> _Problem_: Could you convert every line of the material below into a Markdown table with the columns Row and Line, numbering each row and omitting blank lines?

------------------------------

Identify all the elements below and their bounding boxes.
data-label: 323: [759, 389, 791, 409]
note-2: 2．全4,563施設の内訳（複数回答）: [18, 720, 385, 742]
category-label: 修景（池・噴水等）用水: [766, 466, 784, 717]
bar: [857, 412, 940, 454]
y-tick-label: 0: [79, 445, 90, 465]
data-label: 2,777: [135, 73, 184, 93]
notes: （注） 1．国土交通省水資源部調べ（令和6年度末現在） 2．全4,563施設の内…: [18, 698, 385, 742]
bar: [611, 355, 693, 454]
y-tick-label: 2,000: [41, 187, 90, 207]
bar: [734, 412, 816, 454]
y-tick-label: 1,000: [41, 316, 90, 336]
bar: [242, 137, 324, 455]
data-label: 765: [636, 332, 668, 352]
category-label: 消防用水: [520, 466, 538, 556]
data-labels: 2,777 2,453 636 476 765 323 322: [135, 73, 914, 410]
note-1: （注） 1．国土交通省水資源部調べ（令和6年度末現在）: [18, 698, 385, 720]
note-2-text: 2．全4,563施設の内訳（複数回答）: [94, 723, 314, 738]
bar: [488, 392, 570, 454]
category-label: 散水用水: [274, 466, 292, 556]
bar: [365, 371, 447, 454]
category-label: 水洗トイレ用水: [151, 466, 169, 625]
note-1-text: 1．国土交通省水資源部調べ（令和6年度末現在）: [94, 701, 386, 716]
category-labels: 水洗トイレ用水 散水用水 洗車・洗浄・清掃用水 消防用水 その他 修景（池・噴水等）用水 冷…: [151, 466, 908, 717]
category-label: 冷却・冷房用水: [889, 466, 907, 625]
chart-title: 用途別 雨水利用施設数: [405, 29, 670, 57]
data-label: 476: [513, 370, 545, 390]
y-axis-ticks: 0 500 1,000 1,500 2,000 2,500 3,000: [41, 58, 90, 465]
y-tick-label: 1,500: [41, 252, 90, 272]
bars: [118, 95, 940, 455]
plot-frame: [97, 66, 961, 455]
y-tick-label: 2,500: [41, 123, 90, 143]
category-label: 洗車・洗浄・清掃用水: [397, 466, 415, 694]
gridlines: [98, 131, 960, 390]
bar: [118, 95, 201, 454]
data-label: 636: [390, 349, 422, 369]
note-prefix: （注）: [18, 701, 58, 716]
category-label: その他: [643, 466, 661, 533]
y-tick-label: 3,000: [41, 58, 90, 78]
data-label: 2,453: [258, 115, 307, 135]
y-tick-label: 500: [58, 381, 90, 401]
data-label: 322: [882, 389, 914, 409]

------------------------------

> _Output of the task_:
| Row | Line |
|---|---|
| 1 | Identify all the elements below and their bounding boxes. |
| 2 | data-label: 323: [759, 389, 791, 409] |
| 3 | note-2: 2．全4,563施設の内訳（複数回答）: [18, 720, 385, 742] |
| 4 | category-label: 修景（池・噴水等）用水: [766, 466, 784, 717] |
| 5 | bar: [857, 412, 940, 454] |
| 6 | y-tick-label: 0: [79, 445, 90, 465] |
| 7 | data-label: 2,777: [135, 73, 184, 93] |
| 8 | notes: （注） 1．国土交通省水資源部調べ（令和6年度末現在） 2．全4,563施設の内…: [18, 698, 385, 742] |
| 9 | bar: [611, 355, 693, 454] |
| 10 | y-tick-label: 2,000: [41, 187, 90, 207] |
| 11 | bar: [734, 412, 816, 454] |
| 12 | y-tick-label: 1,000: [41, 316, 90, 336] |
| 13 | bar: [242, 137, 324, 455] |
| 14 | data-label: 765: [636, 332, 668, 352] |
| 15 | category-label: 消防用水: [520, 466, 538, 556] |
| 16 | data-labels: 2,777 2,453 636 476 765 323 322: [135, 73, 914, 410] |
| 17 | note-1: （注） 1．国土交通省水資源部調べ（令和6年度末現在）: [18, 698, 385, 720] |
| 18 | note-2-text: 2．全4,563施設の内訳（複数回答）: [94, 723, 314, 738] |
| 19 | bar: [488, 392, 570, 454] |
| 20 | category-label: 散水用水: [274, 466, 292, 556] |
| 21 | bar: [365, 371, 447, 454] |
| 22 | category-label: 水洗トイレ用水: [151, 466, 169, 625] |
| 23 | note-1-text: 1．国土交通省水資源部調べ（令和6年度末現在）: [94, 701, 386, 716] |
| 24 | category-labels: 水洗トイレ用水 散水用水 洗車・洗浄・清掃用水 消防用水 その他 修景（池・噴水等）用水 冷…: [151, 466, 908, 717] |
| 25 | category-label: 冷却・冷房用水: [889, 466, 907, 625] |
| 26 | chart-title: 用途別 雨水利用施設数: [405, 29, 670, 57] |
| 27 | data-label: 476: [513, 370, 545, 390] |
| 28 | y-axis-ticks: 0 500 1,000 1,500 2,000 2,500 3,000: [41, 58, 90, 465] |
| 29 | y-tick-label: 1,500: [41, 252, 90, 272] |
| 30 | bars: [118, 95, 940, 455] |
| 31 | plot-frame: [97, 66, 961, 455] |
| 32 | y-tick-label: 2,500: [41, 123, 90, 143] |
| 33 | category-label: 洗車・洗浄・清掃用水: [397, 466, 415, 694] |
| 34 | gridlines: [98, 131, 960, 390] |
| 35 | bar: [118, 95, 201, 454] |
| 36 | data-label: 636: [390, 349, 422, 369] |
| 37 | note-prefix: （注）: [18, 701, 58, 716] |
| 38 | category-label: その他: [643, 466, 661, 533] |
| 39 | y-tick-label: 3,000: [41, 58, 90, 78] |
| 40 | data-label: 2,453: [258, 115, 307, 135] |
| 41 | y-tick-label: 500: [58, 381, 90, 401] |
| 42 | data-label: 322: [882, 389, 914, 409] |